WHAT IS ASKED
Copy every line of the data that contains the string "在过去的一年中".
--- Start of ITEMS ---
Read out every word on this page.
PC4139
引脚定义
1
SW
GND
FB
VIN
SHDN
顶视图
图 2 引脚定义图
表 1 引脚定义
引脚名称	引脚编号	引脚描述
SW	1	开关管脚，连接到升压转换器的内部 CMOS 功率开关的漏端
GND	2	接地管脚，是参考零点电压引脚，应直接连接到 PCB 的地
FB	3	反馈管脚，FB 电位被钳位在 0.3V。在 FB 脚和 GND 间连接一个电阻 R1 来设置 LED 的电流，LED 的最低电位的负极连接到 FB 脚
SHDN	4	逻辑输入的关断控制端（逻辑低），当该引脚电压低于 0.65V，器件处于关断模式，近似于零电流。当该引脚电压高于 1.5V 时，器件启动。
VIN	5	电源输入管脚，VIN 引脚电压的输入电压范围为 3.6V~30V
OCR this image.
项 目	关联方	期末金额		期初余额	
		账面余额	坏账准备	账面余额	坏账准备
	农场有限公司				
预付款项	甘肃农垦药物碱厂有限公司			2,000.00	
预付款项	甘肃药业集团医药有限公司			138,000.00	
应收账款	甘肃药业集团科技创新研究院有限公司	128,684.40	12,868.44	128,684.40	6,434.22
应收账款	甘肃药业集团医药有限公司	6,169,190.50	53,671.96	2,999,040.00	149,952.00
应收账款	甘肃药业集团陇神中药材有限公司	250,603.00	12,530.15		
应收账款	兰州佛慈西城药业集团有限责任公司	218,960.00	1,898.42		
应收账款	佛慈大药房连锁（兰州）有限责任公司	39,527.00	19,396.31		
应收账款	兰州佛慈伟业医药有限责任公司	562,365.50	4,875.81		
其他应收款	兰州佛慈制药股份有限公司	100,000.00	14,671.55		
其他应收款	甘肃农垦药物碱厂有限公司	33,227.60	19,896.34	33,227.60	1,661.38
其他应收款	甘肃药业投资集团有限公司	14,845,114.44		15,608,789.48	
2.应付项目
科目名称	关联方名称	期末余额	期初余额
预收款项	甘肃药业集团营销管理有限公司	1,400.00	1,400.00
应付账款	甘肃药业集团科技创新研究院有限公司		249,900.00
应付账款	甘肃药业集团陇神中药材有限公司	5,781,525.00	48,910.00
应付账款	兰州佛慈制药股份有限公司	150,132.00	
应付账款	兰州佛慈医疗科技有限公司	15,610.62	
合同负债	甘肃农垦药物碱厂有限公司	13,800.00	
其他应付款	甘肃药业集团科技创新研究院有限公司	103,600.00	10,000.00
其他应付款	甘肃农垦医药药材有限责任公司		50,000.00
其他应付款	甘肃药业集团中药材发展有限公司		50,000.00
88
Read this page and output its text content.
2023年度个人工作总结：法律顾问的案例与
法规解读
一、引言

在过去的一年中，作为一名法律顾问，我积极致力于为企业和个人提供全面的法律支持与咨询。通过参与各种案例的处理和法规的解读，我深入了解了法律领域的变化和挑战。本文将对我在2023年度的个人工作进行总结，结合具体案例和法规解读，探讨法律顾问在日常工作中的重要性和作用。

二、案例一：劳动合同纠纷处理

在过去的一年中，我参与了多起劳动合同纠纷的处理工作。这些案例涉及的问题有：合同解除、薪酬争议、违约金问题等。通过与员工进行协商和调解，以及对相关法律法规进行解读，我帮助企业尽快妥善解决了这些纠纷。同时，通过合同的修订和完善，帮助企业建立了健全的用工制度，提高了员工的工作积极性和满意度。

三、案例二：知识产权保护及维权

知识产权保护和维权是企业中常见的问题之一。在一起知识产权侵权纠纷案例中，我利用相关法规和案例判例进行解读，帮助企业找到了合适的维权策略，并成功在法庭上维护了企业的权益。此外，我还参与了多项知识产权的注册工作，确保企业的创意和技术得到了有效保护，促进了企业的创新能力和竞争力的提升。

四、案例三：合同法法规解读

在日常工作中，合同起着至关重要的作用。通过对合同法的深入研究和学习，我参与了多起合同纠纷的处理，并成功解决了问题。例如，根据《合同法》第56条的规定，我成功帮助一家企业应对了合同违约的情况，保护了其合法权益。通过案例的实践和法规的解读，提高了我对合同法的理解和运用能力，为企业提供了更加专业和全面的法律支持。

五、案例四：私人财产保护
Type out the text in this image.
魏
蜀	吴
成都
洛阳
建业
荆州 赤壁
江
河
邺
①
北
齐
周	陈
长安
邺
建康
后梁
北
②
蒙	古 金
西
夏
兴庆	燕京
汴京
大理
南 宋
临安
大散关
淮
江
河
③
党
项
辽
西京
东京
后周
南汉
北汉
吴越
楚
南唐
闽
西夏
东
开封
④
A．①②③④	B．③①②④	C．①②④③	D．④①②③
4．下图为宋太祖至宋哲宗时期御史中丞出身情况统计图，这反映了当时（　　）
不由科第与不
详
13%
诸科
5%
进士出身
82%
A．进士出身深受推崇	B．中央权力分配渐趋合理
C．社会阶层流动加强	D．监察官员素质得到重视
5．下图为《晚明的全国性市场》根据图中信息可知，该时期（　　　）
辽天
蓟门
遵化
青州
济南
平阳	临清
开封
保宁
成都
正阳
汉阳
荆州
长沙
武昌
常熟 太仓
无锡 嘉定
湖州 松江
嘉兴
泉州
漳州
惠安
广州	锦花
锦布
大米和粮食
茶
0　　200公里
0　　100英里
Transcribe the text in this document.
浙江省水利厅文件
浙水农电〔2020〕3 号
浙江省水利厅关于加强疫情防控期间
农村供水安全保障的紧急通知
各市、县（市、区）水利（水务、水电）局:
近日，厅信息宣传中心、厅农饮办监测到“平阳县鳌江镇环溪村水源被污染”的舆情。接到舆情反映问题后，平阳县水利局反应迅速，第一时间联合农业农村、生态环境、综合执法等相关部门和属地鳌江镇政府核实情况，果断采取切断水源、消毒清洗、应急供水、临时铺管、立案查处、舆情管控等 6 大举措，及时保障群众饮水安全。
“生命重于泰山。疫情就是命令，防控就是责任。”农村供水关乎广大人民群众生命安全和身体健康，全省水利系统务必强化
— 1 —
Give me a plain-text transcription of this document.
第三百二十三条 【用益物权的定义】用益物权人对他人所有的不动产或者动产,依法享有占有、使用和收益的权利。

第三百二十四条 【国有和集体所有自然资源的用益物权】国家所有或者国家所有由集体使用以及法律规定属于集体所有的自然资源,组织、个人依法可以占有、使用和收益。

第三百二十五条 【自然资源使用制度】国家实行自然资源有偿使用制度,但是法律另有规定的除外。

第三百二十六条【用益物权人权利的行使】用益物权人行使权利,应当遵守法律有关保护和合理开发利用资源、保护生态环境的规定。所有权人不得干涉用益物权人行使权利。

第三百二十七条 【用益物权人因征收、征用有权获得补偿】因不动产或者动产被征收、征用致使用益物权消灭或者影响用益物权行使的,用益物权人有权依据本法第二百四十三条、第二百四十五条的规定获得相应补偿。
--- End of ITEMS ---
SOLUTION BELOW
在过去的一年中，作为一名法律顾问，我积极致力于为企业和个人提供全面的法律支持与咨询。通过参与各种案例的处理和法规的解读，我深入了解了法律领域的变化和挑战。本文将对我在2023年度的个人工作进行总结，结合具体案例和法规解读，探讨法律顾问在日常工作中的重要性和作用。
在过去的一年中，我参与了多起劳动合同纠纷的处理工作。这些案例涉及的问题有：合同解除、薪酬争议、违约金问题等。通过与员工进行协商和调解，以及对相关法律法规进行解读，我帮助企业尽快妥善解决了这些纠纷。同时，通过合同的修订和完善，帮助企业建立了健全的用工制度，提高了员工的工作积极性和满意度。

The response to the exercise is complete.